### EXERCISE MATERIAL
*****
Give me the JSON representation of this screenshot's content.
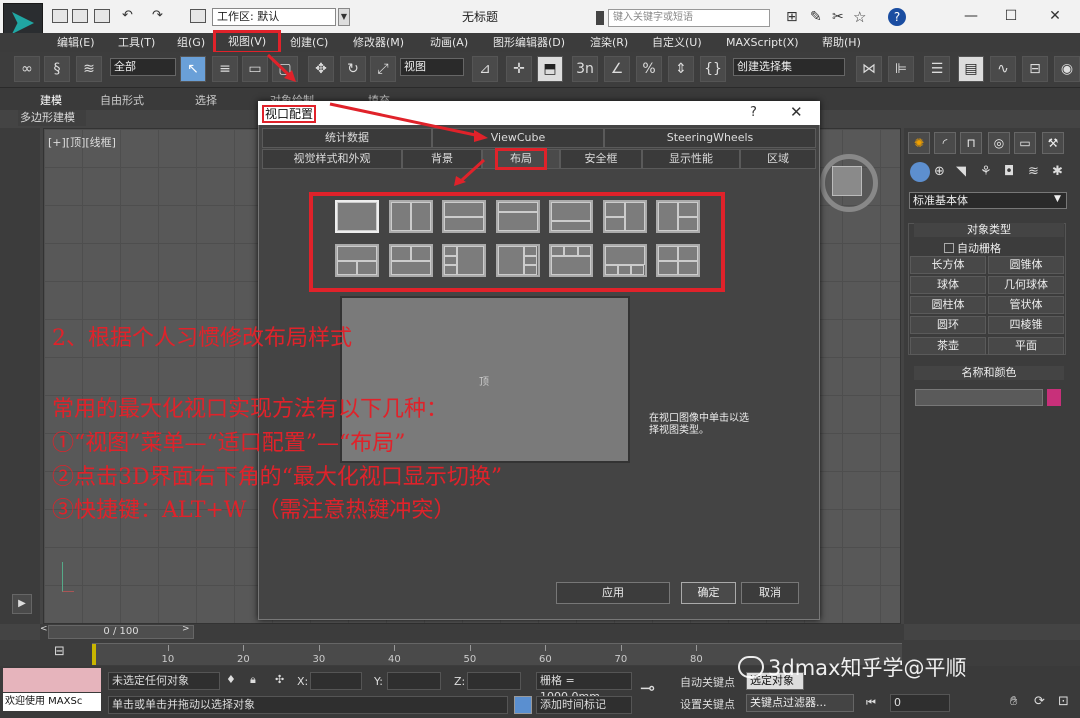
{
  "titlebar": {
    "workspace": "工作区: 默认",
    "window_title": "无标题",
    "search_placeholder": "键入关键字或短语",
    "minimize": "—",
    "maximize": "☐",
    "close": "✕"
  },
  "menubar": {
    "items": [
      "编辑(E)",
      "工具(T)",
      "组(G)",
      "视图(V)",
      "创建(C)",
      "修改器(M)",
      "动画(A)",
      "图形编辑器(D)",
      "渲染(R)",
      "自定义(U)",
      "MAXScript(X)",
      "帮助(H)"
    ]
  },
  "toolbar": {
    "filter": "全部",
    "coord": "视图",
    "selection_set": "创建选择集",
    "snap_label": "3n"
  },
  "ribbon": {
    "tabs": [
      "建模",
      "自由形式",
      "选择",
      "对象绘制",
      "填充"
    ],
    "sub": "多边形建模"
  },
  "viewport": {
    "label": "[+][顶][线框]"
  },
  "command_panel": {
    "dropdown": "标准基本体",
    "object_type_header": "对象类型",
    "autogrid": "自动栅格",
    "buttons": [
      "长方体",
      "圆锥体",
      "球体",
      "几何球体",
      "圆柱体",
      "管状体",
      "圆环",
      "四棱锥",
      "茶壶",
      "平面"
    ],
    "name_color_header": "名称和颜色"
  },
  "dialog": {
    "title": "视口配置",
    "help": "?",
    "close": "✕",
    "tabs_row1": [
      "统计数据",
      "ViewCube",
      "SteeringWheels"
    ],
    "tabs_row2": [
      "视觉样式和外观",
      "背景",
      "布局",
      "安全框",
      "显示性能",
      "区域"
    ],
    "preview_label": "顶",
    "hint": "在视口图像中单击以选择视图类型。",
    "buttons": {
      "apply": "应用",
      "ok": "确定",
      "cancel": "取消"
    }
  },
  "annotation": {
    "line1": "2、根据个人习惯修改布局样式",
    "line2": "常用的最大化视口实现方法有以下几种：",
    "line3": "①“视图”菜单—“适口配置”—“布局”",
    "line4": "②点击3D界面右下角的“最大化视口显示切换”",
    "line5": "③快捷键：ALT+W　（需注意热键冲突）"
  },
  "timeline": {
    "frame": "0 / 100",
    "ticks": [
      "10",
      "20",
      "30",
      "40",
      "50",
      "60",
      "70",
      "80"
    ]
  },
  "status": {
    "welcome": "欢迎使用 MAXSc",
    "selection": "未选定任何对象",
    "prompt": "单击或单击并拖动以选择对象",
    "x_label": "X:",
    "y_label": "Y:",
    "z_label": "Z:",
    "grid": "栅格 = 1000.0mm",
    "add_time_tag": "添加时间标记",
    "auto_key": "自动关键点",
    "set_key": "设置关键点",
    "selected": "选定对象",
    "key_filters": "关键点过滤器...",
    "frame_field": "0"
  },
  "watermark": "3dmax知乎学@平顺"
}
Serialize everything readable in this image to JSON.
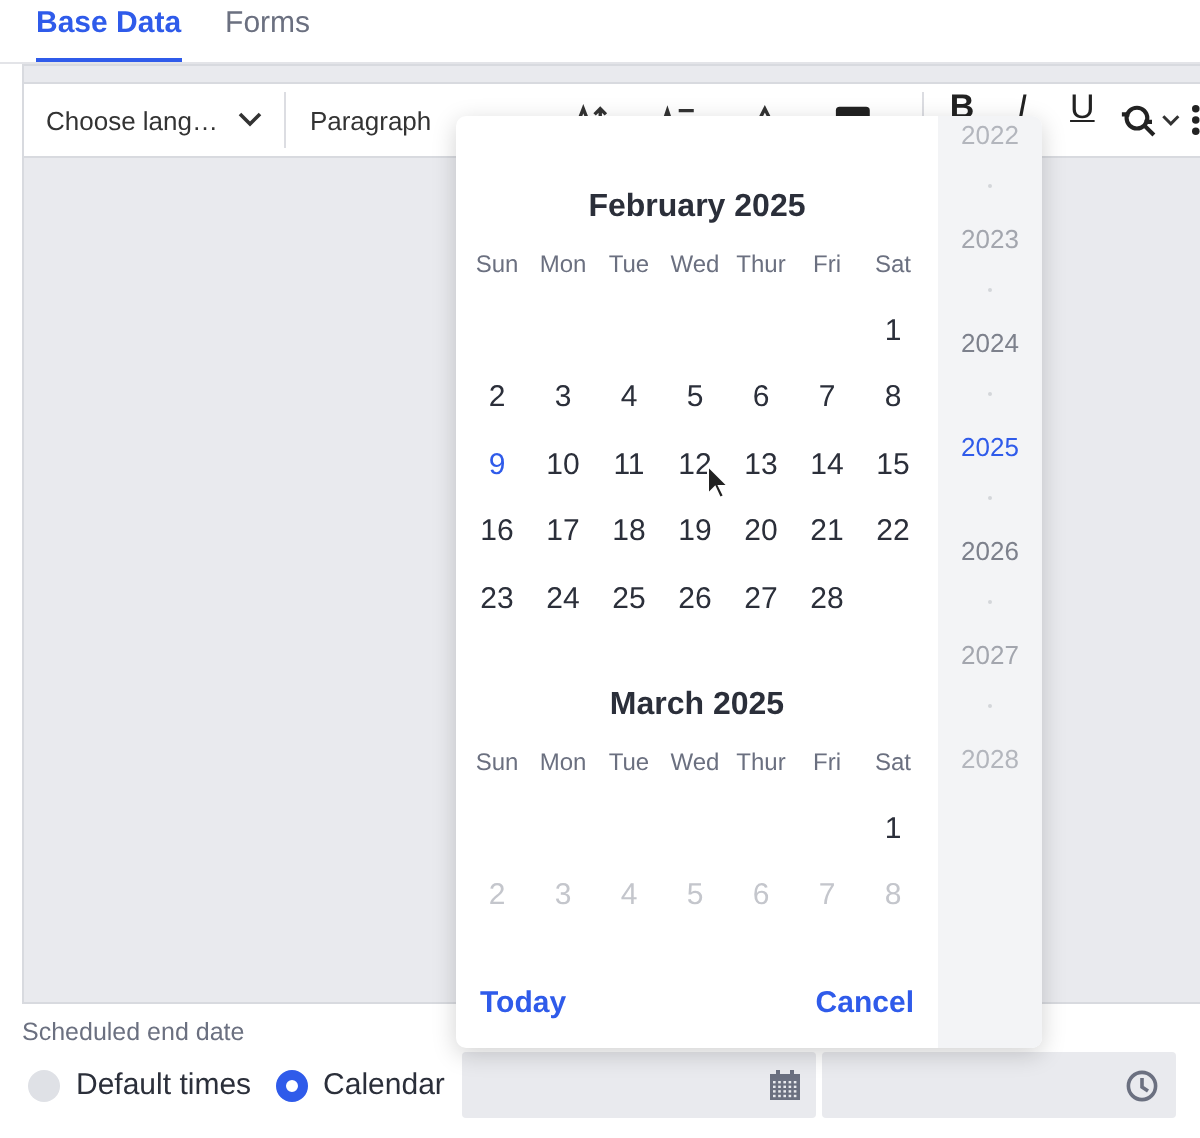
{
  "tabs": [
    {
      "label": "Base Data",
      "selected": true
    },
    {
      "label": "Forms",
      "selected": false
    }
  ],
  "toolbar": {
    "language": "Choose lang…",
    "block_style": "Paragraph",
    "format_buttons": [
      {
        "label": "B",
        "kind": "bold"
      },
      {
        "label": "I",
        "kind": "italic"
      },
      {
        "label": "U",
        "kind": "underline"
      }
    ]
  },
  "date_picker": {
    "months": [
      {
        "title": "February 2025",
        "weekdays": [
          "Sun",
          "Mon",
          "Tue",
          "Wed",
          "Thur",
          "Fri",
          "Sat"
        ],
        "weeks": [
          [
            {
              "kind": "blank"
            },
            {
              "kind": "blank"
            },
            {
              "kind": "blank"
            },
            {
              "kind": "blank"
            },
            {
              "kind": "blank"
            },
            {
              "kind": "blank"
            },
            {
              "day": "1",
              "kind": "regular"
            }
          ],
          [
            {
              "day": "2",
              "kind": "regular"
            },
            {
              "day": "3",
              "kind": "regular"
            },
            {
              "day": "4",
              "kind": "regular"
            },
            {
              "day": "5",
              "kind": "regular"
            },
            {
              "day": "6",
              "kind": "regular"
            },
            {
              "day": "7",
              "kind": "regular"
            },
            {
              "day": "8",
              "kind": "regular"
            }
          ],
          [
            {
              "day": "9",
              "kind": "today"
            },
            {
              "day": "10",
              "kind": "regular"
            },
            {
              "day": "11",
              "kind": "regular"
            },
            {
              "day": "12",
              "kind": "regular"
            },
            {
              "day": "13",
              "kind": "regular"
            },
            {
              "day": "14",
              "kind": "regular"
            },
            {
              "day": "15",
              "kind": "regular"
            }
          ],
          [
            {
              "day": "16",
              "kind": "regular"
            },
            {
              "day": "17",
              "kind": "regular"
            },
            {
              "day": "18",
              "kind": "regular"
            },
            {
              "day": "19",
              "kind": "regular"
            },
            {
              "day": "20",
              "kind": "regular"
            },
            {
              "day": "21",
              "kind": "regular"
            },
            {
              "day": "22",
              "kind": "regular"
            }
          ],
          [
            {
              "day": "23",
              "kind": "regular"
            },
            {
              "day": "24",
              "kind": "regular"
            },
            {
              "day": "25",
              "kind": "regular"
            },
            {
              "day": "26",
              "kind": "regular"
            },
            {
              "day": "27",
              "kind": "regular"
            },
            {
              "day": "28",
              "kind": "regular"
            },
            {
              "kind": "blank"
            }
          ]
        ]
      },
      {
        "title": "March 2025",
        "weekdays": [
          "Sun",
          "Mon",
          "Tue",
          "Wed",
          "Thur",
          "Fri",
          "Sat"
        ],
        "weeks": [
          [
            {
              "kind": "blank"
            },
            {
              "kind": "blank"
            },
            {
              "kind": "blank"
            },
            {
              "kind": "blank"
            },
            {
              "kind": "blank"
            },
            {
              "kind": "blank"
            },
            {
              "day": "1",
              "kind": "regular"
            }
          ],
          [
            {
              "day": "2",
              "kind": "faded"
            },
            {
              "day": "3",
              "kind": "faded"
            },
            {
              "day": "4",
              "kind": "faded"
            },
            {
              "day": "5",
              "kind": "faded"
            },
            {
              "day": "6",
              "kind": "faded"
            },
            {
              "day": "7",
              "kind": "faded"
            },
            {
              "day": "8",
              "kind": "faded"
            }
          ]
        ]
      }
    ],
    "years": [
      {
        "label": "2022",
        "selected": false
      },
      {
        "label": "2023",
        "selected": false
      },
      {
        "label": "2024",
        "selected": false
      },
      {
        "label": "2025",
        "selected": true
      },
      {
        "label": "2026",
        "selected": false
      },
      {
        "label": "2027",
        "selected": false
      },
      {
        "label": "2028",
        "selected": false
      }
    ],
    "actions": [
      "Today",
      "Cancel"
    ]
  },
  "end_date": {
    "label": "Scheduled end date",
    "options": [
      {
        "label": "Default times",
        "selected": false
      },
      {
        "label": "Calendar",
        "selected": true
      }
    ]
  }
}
*****
Print all of the entries word for word. Omit the pictures they contain.

Give me the JSON representation of this screenshot's content.
{
  "titlebar": {
    "workspace": "工作区: 默认",
    "window_title": "无标题",
    "search_placeholder": "键入关键字或短语",
    "minimize": "—",
    "maximize": "☐",
    "close": "✕"
  },
  "menubar": {
    "items": [
      "编辑(E)",
      "工具(T)",
      "组(G)",
      "视图(V)",
      "创建(C)",
      "修改器(M)",
      "动画(A)",
      "图形编辑器(D)",
      "渲染(R)",
      "自定义(U)",
      "MAXScript(X)",
      "帮助(H)"
    ]
  },
  "toolbar": {
    "filter": "全部",
    "coord": "视图",
    "selection_set": "创建选择集",
    "snap_label": "3n"
  },
  "ribbon": {
    "tabs": [
      "建模",
      "自由形式",
      "选择",
      "对象绘制",
      "填充"
    ],
    "sub": "多边形建模"
  },
  "viewport": {
    "label": "[+][顶][线框]"
  },
  "command_panel": {
    "dropdown": "标准基本体",
    "object_type_header": "对象类型",
    "autogrid": "自动栅格",
    "buttons": [
      "长方体",
      "圆锥体",
      "球体",
      "几何球体",
      "圆柱体",
      "管状体",
      "圆环",
      "四棱锥",
      "茶壶",
      "平面"
    ],
    "name_color_header": "名称和颜色"
  },
  "dialog": {
    "title": "视口配置",
    "help": "?",
    "close": "✕",
    "tabs_row1": [
      "统计数据",
      "ViewCube",
      "SteeringWheels"
    ],
    "tabs_row2": [
      "视觉样式和外观",
      "背景",
      "布局",
      "安全框",
      "显示性能",
      "区域"
    ],
    "preview_label": "顶",
    "hint": "在视口图像中单击以选择视图类型。",
    "buttons": {
      "apply": "应用",
      "ok": "确定",
      "cancel": "取消"
    }
  },
  "annotation": {
    "line1": "2、根据个人习惯修改布局样式",
    "line2": "常用的最大化视口实现方法有以下几种：",
    "line3": "①“视图”菜单—“适口配置”—“布局”",
    "line4": "②点击3D界面右下角的“最大化视口显示切换”",
    "line5": "③快捷键：ALT+W　（需注意热键冲突）"
  },
  "timeline": {
    "frame": "0 / 100",
    "ticks": [
      "10",
      "20",
      "30",
      "40",
      "50",
      "60",
      "70",
      "80"
    ]
  },
  "status": {
    "welcome": "欢迎使用 MAXSc",
    "selection": "未选定任何对象",
    "prompt": "单击或单击并拖动以选择对象",
    "x_label": "X:",
    "y_label": "Y:",
    "z_label": "Z:",
    "grid": "栅格 = 1000.0mm",
    "add_time_tag": "添加时间标记",
    "auto_key": "自动关键点",
    "set_key": "设置关键点",
    "selected": "选定对象",
    "key_filters": "关键点过滤器...",
    "frame_field": "0"
  },
  "watermark": "3dmax知乎学@平顺"
}
Serialize everything readable in this image to JSON.
{
  "tabs": [
    {
      "label": "Base Data",
      "selected": true
    },
    {
      "label": "Forms",
      "selected": false
    }
  ],
  "toolbar": {
    "language": "Choose lang…",
    "block_style": "Paragraph",
    "format_buttons": [
      {
        "label": "B",
        "kind": "bold"
      },
      {
        "label": "I",
        "kind": "italic"
      },
      {
        "label": "U",
        "kind": "underline"
      }
    ]
  },
  "date_picker": {
    "months": [
      {
        "title": "February 2025",
        "weekdays": [
          "Sun",
          "Mon",
          "Tue",
          "Wed",
          "Thur",
          "Fri",
          "Sat"
        ],
        "weeks": [
          [
            {
              "kind": "blank"
            },
            {
              "kind": "blank"
            },
            {
              "kind": "blank"
            },
            {
              "kind": "blank"
            },
            {
              "kind": "blank"
            },
            {
              "kind": "blank"
            },
            {
              "day": "1",
              "kind": "regular"
            }
          ],
          [
            {
              "day": "2",
              "kind": "regular"
            },
            {
              "day": "3",
              "kind": "regular"
            },
            {
              "day": "4",
              "kind": "regular"
            },
            {
              "day": "5",
              "kind": "regular"
            },
            {
              "day": "6",
              "kind": "regular"
            },
            {
              "day": "7",
              "kind": "regular"
            },
            {
              "day": "8",
              "kind": "regular"
            }
          ],
          [
            {
              "day": "9",
              "kind": "today"
            },
            {
              "day": "10",
              "kind": "regular"
            },
            {
              "day": "11",
              "kind": "regular"
            },
            {
              "day": "12",
              "kind": "regular"
            },
            {
              "day": "13",
              "kind": "regular"
            },
            {
              "day": "14",
              "kind": "regular"
            },
            {
              "day": "15",
              "kind": "regular"
            }
          ],
          [
            {
              "day": "16",
              "kind": "regular"
            },
            {
              "day": "17",
              "kind": "regular"
            },
            {
              "day": "18",
              "kind": "regular"
            },
            {
              "day": "19",
              "kind": "regular"
            },
            {
              "day": "20",
              "kind": "regular"
            },
            {
              "day": "21",
              "kind": "regular"
            },
            {
              "day": "22",
              "kind": "regular"
            }
          ],
          [
            {
              "day": "23",
              "kind": "regular"
            },
            {
              "day": "24",
              "kind": "regular"
            },
            {
              "day": "25",
              "kind": "regular"
            },
            {
              "day": "26",
              "kind": "regular"
            },
            {
              "day": "27",
              "kind": "regular"
            },
            {
              "day": "28",
              "kind": "regular"
            },
            {
              "kind": "blank"
            }
          ]
        ]
      },
      {
        "title": "March 2025",
        "weekdays": [
          "Sun",
          "Mon",
          "Tue",
          "Wed",
          "Thur",
          "Fri",
          "Sat"
        ],
        "weeks": [
          [
            {
              "kind": "blank"
            },
            {
              "kind": "blank"
            },
            {
              "kind": "blank"
            },
            {
              "kind": "blank"
            },
            {
              "kind": "blank"
            },
            {
              "kind": "blank"
            },
            {
              "day": "1",
              "kind": "regular"
            }
          ],
          [
            {
              "day": "2",
              "kind": "faded"
            },
            {
              "day": "3",
              "kind": "faded"
            },
            {
              "day": "4",
              "kind": "faded"
            },
            {
              "day": "5",
              "kind": "faded"
            },
            {
              "day": "6",
              "kind": "faded"
            },
            {
              "day": "7",
              "kind": "faded"
            },
            {
              "day": "8",
              "kind": "faded"
            }
          ]
        ]
      }
    ],
    "years": [
      {
        "label": "2022",
        "selected": false
      },
      {
        "label": "2023",
        "selected": false
      },
      {
        "label": "2024",
        "selected": false
      },
      {
        "label": "2025",
        "selected": true
      },
      {
        "label": "2026",
        "selected": false
      },
      {
        "label": "2027",
        "selected": false
      },
      {
        "label": "2028",
        "selected": false
      }
    ],
    "actions": [
      "Today",
      "Cancel"
    ]
  },
  "end_date": {
    "label": "Scheduled end date",
    "options": [
      {
        "label": "Default times",
        "selected": false
      },
      {
        "label": "Calendar",
        "selected": true
      }
    ]
  }
}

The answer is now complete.